Excerpted data:
____________________
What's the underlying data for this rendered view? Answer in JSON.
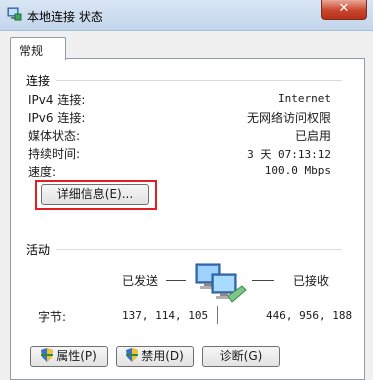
{
  "window": {
    "title": "本地连接 状态",
    "close_label": "✕"
  },
  "tabs": [
    {
      "label": "常规"
    }
  ],
  "connection": {
    "heading": "连接",
    "rows": [
      {
        "label": "IPv4 连接:",
        "value": "Internet"
      },
      {
        "label": "IPv6 连接:",
        "value": "无网络访问权限"
      },
      {
        "label": "媒体状态:",
        "value": "已启用"
      },
      {
        "label": "持续时间:",
        "value": "3 天 07:13:12"
      },
      {
        "label": "速度:",
        "value": "100.0 Mbps"
      }
    ],
    "details_button": "详细信息(E)..."
  },
  "activity": {
    "heading": "活动",
    "sent_label": "已发送",
    "received_label": "已接收",
    "bytes_label": "字节:",
    "bytes_sent": "137, 114, 105",
    "bytes_received": "446, 956, 188"
  },
  "buttons": {
    "properties": "属性(P)",
    "disable": "禁用(D)",
    "diagnose": "诊断(G)"
  },
  "colors": {
    "highlight": "#e02020",
    "titlebar": "#c3d6ec"
  }
}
____________________
Directions for this task: Transcribe each entry precisely as given, leaving the pictures out.

The result:
What's the underlying data for this rendered view? Answer in JSON.
{
  "window": {
    "title": "本地连接 状态",
    "close_label": "✕"
  },
  "tabs": [
    {
      "label": "常规"
    }
  ],
  "connection": {
    "heading": "连接",
    "rows": [
      {
        "label": "IPv4 连接:",
        "value": "Internet"
      },
      {
        "label": "IPv6 连接:",
        "value": "无网络访问权限"
      },
      {
        "label": "媒体状态:",
        "value": "已启用"
      },
      {
        "label": "持续时间:",
        "value": "3 天 07:13:12"
      },
      {
        "label": "速度:",
        "value": "100.0 Mbps"
      }
    ],
    "details_button": "详细信息(E)..."
  },
  "activity": {
    "heading": "活动",
    "sent_label": "已发送",
    "received_label": "已接收",
    "bytes_label": "字节:",
    "bytes_sent": "137, 114, 105",
    "bytes_received": "446, 956, 188"
  },
  "buttons": {
    "properties": "属性(P)",
    "disable": "禁用(D)",
    "diagnose": "诊断(G)"
  },
  "colors": {
    "highlight": "#e02020",
    "titlebar": "#c3d6ec"
  }
}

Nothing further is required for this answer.